**What the task asks:**
Each entry should be quoted word for word, including every mark of punctuation.

**Material for this task:**
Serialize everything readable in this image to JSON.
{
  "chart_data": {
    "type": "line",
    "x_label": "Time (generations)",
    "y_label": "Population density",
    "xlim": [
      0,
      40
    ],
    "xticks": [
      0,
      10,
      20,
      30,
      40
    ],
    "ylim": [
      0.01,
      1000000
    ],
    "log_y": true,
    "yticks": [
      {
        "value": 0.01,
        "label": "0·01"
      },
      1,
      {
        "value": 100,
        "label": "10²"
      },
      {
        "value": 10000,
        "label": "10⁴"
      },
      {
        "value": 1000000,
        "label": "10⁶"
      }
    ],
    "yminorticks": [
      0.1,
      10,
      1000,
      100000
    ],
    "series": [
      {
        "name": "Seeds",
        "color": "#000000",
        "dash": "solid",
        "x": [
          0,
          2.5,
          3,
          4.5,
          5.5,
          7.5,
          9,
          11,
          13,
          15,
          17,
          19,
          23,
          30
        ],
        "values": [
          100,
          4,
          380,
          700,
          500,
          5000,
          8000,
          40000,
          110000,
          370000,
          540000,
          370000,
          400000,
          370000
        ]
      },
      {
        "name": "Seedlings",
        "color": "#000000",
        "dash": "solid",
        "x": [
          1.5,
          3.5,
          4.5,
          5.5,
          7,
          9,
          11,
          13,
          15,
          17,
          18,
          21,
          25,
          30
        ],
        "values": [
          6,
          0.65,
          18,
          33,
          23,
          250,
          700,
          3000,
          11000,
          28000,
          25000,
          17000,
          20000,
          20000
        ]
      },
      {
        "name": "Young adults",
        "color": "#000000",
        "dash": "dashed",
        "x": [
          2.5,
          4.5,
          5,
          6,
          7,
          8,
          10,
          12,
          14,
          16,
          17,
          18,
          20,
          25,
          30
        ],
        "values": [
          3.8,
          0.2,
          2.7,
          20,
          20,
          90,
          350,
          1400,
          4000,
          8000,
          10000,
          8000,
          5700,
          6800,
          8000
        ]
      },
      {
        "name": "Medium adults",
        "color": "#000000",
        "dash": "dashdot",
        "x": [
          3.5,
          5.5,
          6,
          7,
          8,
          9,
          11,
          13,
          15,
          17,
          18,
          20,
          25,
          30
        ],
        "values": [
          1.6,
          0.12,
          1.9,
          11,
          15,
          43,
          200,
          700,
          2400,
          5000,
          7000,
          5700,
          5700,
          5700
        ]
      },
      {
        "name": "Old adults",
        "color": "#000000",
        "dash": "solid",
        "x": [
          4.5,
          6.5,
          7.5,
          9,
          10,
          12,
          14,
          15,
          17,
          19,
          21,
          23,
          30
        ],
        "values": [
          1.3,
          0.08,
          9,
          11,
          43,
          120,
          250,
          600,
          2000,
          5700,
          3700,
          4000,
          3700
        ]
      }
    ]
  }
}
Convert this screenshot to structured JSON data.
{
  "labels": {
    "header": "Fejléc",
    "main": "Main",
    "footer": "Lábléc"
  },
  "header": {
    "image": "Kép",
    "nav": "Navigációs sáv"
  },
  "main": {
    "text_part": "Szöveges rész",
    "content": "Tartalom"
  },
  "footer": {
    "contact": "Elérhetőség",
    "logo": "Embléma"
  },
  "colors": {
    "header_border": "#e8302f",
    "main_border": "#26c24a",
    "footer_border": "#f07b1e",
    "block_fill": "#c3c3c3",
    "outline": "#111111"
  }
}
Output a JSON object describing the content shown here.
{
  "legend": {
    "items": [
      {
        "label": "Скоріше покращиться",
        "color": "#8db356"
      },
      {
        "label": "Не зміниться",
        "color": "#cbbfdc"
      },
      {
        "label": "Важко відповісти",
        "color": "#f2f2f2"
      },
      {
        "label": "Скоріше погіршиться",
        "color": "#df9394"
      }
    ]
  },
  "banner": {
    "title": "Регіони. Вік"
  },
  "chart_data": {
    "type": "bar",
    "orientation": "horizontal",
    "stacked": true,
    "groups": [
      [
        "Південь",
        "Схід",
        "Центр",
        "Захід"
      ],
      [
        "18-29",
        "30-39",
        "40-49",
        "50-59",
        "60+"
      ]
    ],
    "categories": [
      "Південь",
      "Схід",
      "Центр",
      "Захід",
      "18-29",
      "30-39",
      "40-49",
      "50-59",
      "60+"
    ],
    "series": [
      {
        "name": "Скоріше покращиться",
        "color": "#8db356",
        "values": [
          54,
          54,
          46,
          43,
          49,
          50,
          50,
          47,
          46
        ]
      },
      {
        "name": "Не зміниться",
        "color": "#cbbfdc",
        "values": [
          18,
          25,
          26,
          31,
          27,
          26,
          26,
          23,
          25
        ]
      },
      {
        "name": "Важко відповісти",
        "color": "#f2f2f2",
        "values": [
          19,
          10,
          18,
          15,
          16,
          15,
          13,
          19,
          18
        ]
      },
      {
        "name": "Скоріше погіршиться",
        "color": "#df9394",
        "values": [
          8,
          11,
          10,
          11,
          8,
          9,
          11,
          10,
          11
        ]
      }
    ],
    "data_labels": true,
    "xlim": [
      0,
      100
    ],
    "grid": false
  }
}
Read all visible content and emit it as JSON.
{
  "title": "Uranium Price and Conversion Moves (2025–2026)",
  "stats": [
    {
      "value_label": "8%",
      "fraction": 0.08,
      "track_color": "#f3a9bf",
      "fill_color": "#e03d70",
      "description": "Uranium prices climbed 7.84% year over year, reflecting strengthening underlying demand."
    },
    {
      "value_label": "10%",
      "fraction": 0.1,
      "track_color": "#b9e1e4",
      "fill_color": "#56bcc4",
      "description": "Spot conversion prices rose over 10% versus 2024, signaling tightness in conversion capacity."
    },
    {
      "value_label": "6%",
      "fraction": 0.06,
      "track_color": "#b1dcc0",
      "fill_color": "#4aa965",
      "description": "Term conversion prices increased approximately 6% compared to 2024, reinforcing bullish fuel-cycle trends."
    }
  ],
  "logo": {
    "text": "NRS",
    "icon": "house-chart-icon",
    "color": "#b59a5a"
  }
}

**Task response:**
Serialize everything readable in this image to JSON.
{
  "chart_data": {
    "type": "line",
    "x_label": "Time (generations)",
    "y_label": "Population density",
    "xlim": [
      0,
      40
    ],
    "xticks": [
      0,
      10,
      20,
      30,
      40
    ],
    "ylim": [
      0.01,
      1000000
    ],
    "log_y": true,
    "yticks": [
      {
        "value": 0.01,
        "label": "0·01"
      },
      1,
      {
        "value": 100,
        "label": "10²"
      },
      {
        "value": 10000,
        "label": "10⁴"
      },
      {
        "value": 1000000,
        "label": "10⁶"
      }
    ],
    "yminorticks": [
      0.1,
      10,
      1000,
      100000
    ],
    "series": [
      {
        "name": "Seeds",
        "color": "#000000",
        "dash": "solid",
        "x": [
          0,
          2.5,
          3,
          4.5,
          5.5,
          7.5,
          9,
          11,
          13,
          15,
          17,
          19,
          23,
          30
        ],
        "values": [
          100,
          4,
          380,
          700,
          500,
          5000,
          8000,
          40000,
          110000,
          370000,
          540000,
          370000,
          400000,
          370000
        ]
      },
      {
        "name": "Seedlings",
        "color": "#000000",
        "dash": "solid",
        "x": [
          1.5,
          3.5,
          4.5,
          5.5,
          7,
          9,
          11,
          13,
          15,
          17,
          18,
          21,
          25,
          30
        ],
        "values": [
          6,
          0.65,
          18,
          33,
          23,
          250,
          700,
          3000,
          11000,
          28000,
          25000,
          17000,
          20000,
          20000
        ]
      },
      {
        "name": "Young adults",
        "color": "#000000",
        "dash": "dashed",
        "x": [
          2.5,
          4.5,
          5,
          6,
          7,
          8,
          10,
          12,
          14,
          16,
          17,
          18,
          20,
          25,
          30
        ],
        "values": [
          3.8,
          0.2,
          2.7,
          20,
          20,
          90,
          350,
          1400,
          4000,
          8000,
          10000,
          8000,
          5700,
          6800,
          8000
        ]
      },
      {
        "name": "Medium adults",
        "color": "#000000",
        "dash": "dashdot",
        "x": [
          3.5,
          5.5,
          6,
          7,
          8,
          9,
          11,
          13,
          15,
          17,
          18,
          20,
          25,
          30
        ],
        "values": [
          1.6,
          0.12,
          1.9,
          11,
          15,
          43,
          200,
          700,
          2400,
          5000,
          7000,
          5700,
          5700,
          5700
        ]
      },
      {
        "name": "Old adults",
        "color": "#000000",
        "dash": "solid",
        "x": [
          4.5,
          6.5,
          7.5,
          9,
          10,
          12,
          14,
          15,
          17,
          19,
          21,
          23,
          30
        ],
        "values": [
          1.3,
          0.08,
          9,
          11,
          43,
          120,
          250,
          600,
          2000,
          5700,
          3700,
          4000,
          3700
        ]
      }
    ]
  }
}
Convert this screenshot to structured JSON data.
{
  "labels": {
    "header": "Fejléc",
    "main": "Main",
    "footer": "Lábléc"
  },
  "header": {
    "image": "Kép",
    "nav": "Navigációs sáv"
  },
  "main": {
    "text_part": "Szöveges rész",
    "content": "Tartalom"
  },
  "footer": {
    "contact": "Elérhetőség",
    "logo": "Embléma"
  },
  "colors": {
    "header_border": "#e8302f",
    "main_border": "#26c24a",
    "footer_border": "#f07b1e",
    "block_fill": "#c3c3c3",
    "outline": "#111111"
  }
}
Output a JSON object describing the content shown here.
{
  "legend": {
    "items": [
      {
        "label": "Скоріше покращиться",
        "color": "#8db356"
      },
      {
        "label": "Не зміниться",
        "color": "#cbbfdc"
      },
      {
        "label": "Важко відповісти",
        "color": "#f2f2f2"
      },
      {
        "label": "Скоріше погіршиться",
        "color": "#df9394"
      }
    ]
  },
  "banner": {
    "title": "Регіони. Вік"
  },
  "chart_data": {
    "type": "bar",
    "orientation": "horizontal",
    "stacked": true,
    "groups": [
      [
        "Південь",
        "Схід",
        "Центр",
        "Захід"
      ],
      [
        "18-29",
        "30-39",
        "40-49",
        "50-59",
        "60+"
      ]
    ],
    "categories": [
      "Південь",
      "Схід",
      "Центр",
      "Захід",
      "18-29",
      "30-39",
      "40-49",
      "50-59",
      "60+"
    ],
    "series": [
      {
        "name": "Скоріше покращиться",
        "color": "#8db356",
        "values": [
          54,
          54,
          46,
          43,
          49,
          50,
          50,
          47,
          46
        ]
      },
      {
        "name": "Не зміниться",
        "color": "#cbbfdc",
        "values": [
          18,
          25,
          26,
          31,
          27,
          26,
          26,
          23,
          25
        ]
      },
      {
        "name": "Важко відповісти",
        "color": "#f2f2f2",
        "values": [
          19,
          10,
          18,
          15,
          16,
          15,
          13,
          19,
          18
        ]
      },
      {
        "name": "Скоріше погіршиться",
        "color": "#df9394",
        "values": [
          8,
          11,
          10,
          11,
          8,
          9,
          11,
          10,
          11
        ]
      }
    ],
    "data_labels": true,
    "xlim": [
      0,
      100
    ],
    "grid": false
  }
}
Read all visible content and emit it as JSON.
{
  "title": "Uranium Price and Conversion Moves (2025–2026)",
  "stats": [
    {
      "value_label": "8%",
      "fraction": 0.08,
      "track_color": "#f3a9bf",
      "fill_color": "#e03d70",
      "description": "Uranium prices climbed 7.84% year over year, reflecting strengthening underlying demand."
    },
    {
      "value_label": "10%",
      "fraction": 0.1,
      "track_color": "#b9e1e4",
      "fill_color": "#56bcc4",
      "description": "Spot conversion prices rose over 10% versus 2024, signaling tightness in conversion capacity."
    },
    {
      "value_label": "6%",
      "fraction": 0.06,
      "track_color": "#b1dcc0",
      "fill_color": "#4aa965",
      "description": "Term conversion prices increased approximately 6% compared to 2024, reinforcing bullish fuel-cycle trends."
    }
  ],
  "logo": {
    "text": "NRS",
    "icon": "house-chart-icon",
    "color": "#b59a5a"
  }
}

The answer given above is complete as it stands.